- _Stated exercise_
Would you copy out the whole listing exactly as given?

Structured figure records
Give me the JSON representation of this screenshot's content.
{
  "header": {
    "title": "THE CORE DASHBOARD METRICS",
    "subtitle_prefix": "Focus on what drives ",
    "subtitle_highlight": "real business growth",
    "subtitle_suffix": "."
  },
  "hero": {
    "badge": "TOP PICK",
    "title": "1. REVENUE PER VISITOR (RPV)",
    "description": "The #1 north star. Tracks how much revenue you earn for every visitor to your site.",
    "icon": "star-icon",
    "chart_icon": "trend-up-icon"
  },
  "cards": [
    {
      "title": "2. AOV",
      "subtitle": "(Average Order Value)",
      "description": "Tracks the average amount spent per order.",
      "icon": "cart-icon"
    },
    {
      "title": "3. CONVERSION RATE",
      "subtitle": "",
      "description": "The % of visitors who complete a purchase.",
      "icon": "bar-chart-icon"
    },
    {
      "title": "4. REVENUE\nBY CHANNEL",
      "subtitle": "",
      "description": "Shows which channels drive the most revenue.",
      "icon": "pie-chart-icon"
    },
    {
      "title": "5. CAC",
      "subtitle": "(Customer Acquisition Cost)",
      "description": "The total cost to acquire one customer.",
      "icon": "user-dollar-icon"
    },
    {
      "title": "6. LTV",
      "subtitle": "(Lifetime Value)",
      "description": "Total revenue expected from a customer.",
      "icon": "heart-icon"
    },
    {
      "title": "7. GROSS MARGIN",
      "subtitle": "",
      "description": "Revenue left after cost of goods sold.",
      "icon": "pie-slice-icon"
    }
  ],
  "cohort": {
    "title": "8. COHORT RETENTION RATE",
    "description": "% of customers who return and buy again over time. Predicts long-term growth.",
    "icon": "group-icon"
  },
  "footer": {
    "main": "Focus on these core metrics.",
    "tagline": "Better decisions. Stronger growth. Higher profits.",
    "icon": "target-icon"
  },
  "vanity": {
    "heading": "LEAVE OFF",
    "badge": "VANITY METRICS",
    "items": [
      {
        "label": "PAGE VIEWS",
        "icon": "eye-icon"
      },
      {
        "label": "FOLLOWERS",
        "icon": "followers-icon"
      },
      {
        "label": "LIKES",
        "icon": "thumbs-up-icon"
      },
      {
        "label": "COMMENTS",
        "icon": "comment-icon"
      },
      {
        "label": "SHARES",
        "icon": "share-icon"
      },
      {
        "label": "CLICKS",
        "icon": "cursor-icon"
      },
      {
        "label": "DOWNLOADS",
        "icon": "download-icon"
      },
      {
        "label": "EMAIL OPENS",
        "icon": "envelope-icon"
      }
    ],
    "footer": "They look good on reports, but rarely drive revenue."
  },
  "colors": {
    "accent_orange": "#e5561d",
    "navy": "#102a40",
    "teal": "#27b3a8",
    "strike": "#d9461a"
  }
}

- _Response below_
Give me the JSON representation of this screenshot's content.
{
  "header": {
    "title": "THE CORE DASHBOARD METRICS",
    "subtitle_prefix": "Focus on what drives ",
    "subtitle_highlight": "real business growth",
    "subtitle_suffix": "."
  },
  "hero": {
    "badge": "TOP PICK",
    "title": "1. REVENUE PER VISITOR (RPV)",
    "description": "The #1 north star. Tracks how much revenue you earn for every visitor to your site.",
    "icon": "star-icon",
    "chart_icon": "trend-up-icon"
  },
  "cards": [
    {
      "title": "2. AOV",
      "subtitle": "(Average Order Value)",
      "description": "Tracks the average amount spent per order.",
      "icon": "cart-icon"
    },
    {
      "title": "3. CONVERSION RATE",
      "subtitle": "",
      "description": "The % of visitors who complete a purchase.",
      "icon": "bar-chart-icon"
    },
    {
      "title": "4. REVENUE\nBY CHANNEL",
      "subtitle": "",
      "description": "Shows which channels drive the most revenue.",
      "icon": "pie-chart-icon"
    },
    {
      "title": "5. CAC",
      "subtitle": "(Customer Acquisition Cost)",
      "description": "The total cost to acquire one customer.",
      "icon": "user-dollar-icon"
    },
    {
      "title": "6. LTV",
      "subtitle": "(Lifetime Value)",
      "description": "Total revenue expected from a customer.",
      "icon": "heart-icon"
    },
    {
      "title": "7. GROSS MARGIN",
      "subtitle": "",
      "description": "Revenue left after cost of goods sold.",
      "icon": "pie-slice-icon"
    }
  ],
  "cohort": {
    "title": "8. COHORT RETENTION RATE",
    "description": "% of customers who return and buy again over time. Predicts long-term growth.",
    "icon": "group-icon"
  },
  "footer": {
    "main": "Focus on these core metrics.",
    "tagline": "Better decisions. Stronger growth. Higher profits.",
    "icon": "target-icon"
  },
  "vanity": {
    "heading": "LEAVE OFF",
    "badge": "VANITY METRICS",
    "items": [
      {
        "label": "PAGE VIEWS",
        "icon": "eye-icon"
      },
      {
        "label": "FOLLOWERS",
        "icon": "followers-icon"
      },
      {
        "label": "LIKES",
        "icon": "thumbs-up-icon"
      },
      {
        "label": "COMMENTS",
        "icon": "comment-icon"
      },
      {
        "label": "SHARES",
        "icon": "share-icon"
      },
      {
        "label": "CLICKS",
        "icon": "cursor-icon"
      },
      {
        "label": "DOWNLOADS",
        "icon": "download-icon"
      },
      {
        "label": "EMAIL OPENS",
        "icon": "envelope-icon"
      }
    ],
    "footer": "They look good on reports, but rarely drive revenue."
  },
  "colors": {
    "accent_orange": "#e5561d",
    "navy": "#102a40",
    "teal": "#27b3a8",
    "strike": "#d9461a"
  }
}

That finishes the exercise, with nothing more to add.